_TASK GOAL_.
Repeat the material verbatim. Images are excluded from the copy.

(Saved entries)
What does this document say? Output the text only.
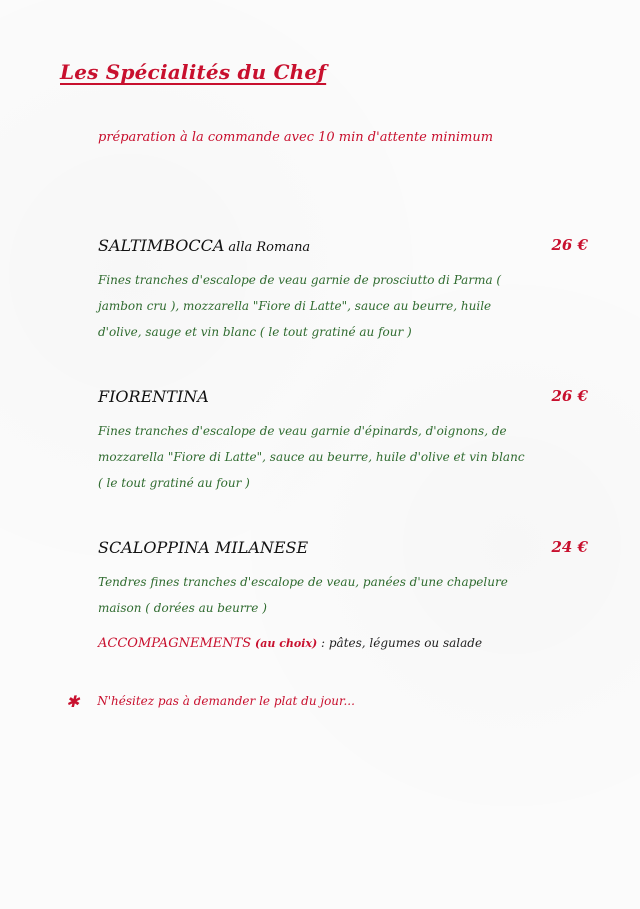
Les Spécialités du Chef
préparation à la commande avec 10 min d'attente minimum
SALTIMBOCCA alla Romana	26 €
Fines tranches d'escalope de veau garnie de prosciutto di Parma ( jambon cru ), mozzarella "Fiore di Latte", sauce au beurre, huile d'olive, sauge et vin blanc ( le tout gratiné au four )
FIORENTINA	26 €
Fines tranches d'escalope de veau garnie d'épinards, d'oignons, de mozzarella "Fiore di Latte", sauce au beurre, huile d'olive et vin blanc ( le tout gratiné au four )
SCALOPPINA MILANESE	24 €
Tendres fines tranches d'escalope de veau, panées d'une chapelure maison ( dorées au beurre )
ACCOMPAGNEMENTS (au choix) : pâtes, légumes ou salade
✱ N'hésitez pas à demander le plat du jour...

_SOLUTION BELOW_.
What does this document say? Output the text only.
Les Spécialités du Chef
préparation à la commande avec 10 min d'attente minimum
SALTIMBOCCA alla Romana	26 €
Fines tranches d'escalope de veau garnie de prosciutto di Parma ( jambon cru ), mozzarella "Fiore di Latte", sauce au beurre, huile d'olive, sauge et vin blanc ( le tout gratiné au four )
FIORENTINA	26 €
Fines tranches d'escalope de veau garnie d'épinards, d'oignons, de mozzarella "Fiore di Latte", sauce au beurre, huile d'olive et vin blanc ( le tout gratiné au four )
SCALOPPINA MILANESE	24 €
Tendres fines tranches d'escalope de veau, panées d'une chapelure maison ( dorées au beurre )
ACCOMPAGNEMENTS (au choix) : pâtes, légumes ou salade
✱ N'hésitez pas à demander le plat du jour...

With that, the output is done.